WHAT TO WORK ON:
Write every record out again exactly, and keep images out of it.

EXERCISE DATA:
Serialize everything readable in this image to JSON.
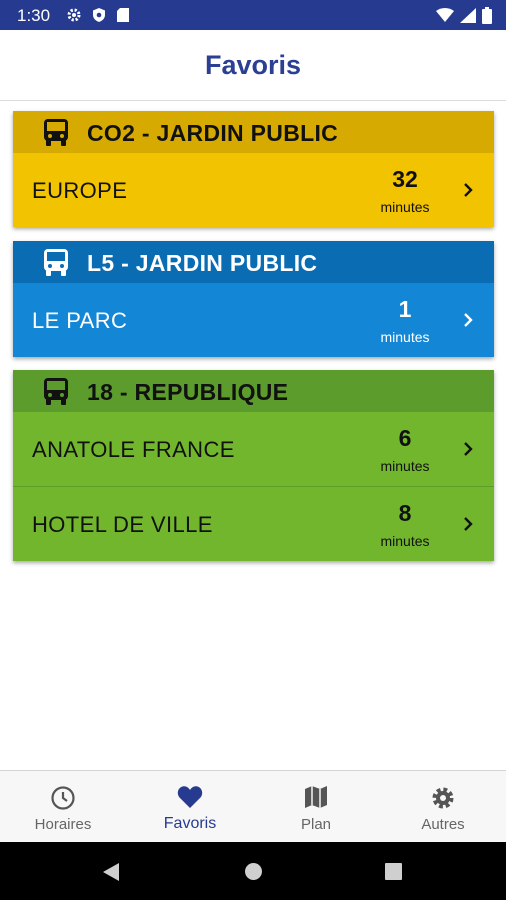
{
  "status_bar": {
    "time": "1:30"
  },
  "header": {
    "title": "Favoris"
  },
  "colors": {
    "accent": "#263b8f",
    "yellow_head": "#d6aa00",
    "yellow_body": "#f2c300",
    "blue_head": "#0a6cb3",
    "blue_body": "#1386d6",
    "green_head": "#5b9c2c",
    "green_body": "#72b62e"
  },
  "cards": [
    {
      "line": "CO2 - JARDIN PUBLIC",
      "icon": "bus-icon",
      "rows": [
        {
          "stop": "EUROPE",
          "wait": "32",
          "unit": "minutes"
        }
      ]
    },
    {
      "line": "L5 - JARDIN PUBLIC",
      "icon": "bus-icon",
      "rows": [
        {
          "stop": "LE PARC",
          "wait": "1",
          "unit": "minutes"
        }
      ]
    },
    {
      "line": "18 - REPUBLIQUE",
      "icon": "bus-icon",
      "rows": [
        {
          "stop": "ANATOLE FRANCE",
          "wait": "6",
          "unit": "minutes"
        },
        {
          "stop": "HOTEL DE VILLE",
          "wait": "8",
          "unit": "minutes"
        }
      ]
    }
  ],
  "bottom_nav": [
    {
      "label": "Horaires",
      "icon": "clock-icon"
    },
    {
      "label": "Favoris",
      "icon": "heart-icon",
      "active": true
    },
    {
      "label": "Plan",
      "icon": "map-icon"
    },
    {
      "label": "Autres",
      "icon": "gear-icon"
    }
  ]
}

TASK SOLUTION:
Serialize everything readable in this image to JSON.
{
  "status_bar": {
    "time": "1:30"
  },
  "header": {
    "title": "Favoris"
  },
  "colors": {
    "accent": "#263b8f",
    "yellow_head": "#d6aa00",
    "yellow_body": "#f2c300",
    "blue_head": "#0a6cb3",
    "blue_body": "#1386d6",
    "green_head": "#5b9c2c",
    "green_body": "#72b62e"
  },
  "cards": [
    {
      "line": "CO2 - JARDIN PUBLIC",
      "icon": "bus-icon",
      "rows": [
        {
          "stop": "EUROPE",
          "wait": "32",
          "unit": "minutes"
        }
      ]
    },
    {
      "line": "L5 - JARDIN PUBLIC",
      "icon": "bus-icon",
      "rows": [
        {
          "stop": "LE PARC",
          "wait": "1",
          "unit": "minutes"
        }
      ]
    },
    {
      "line": "18 - REPUBLIQUE",
      "icon": "bus-icon",
      "rows": [
        {
          "stop": "ANATOLE FRANCE",
          "wait": "6",
          "unit": "minutes"
        },
        {
          "stop": "HOTEL DE VILLE",
          "wait": "8",
          "unit": "minutes"
        }
      ]
    }
  ],
  "bottom_nav": [
    {
      "label": "Horaires",
      "icon": "clock-icon"
    },
    {
      "label": "Favoris",
      "icon": "heart-icon",
      "active": true
    },
    {
      "label": "Plan",
      "icon": "map-icon"
    },
    {
      "label": "Autres",
      "icon": "gear-icon"
    }
  ]
}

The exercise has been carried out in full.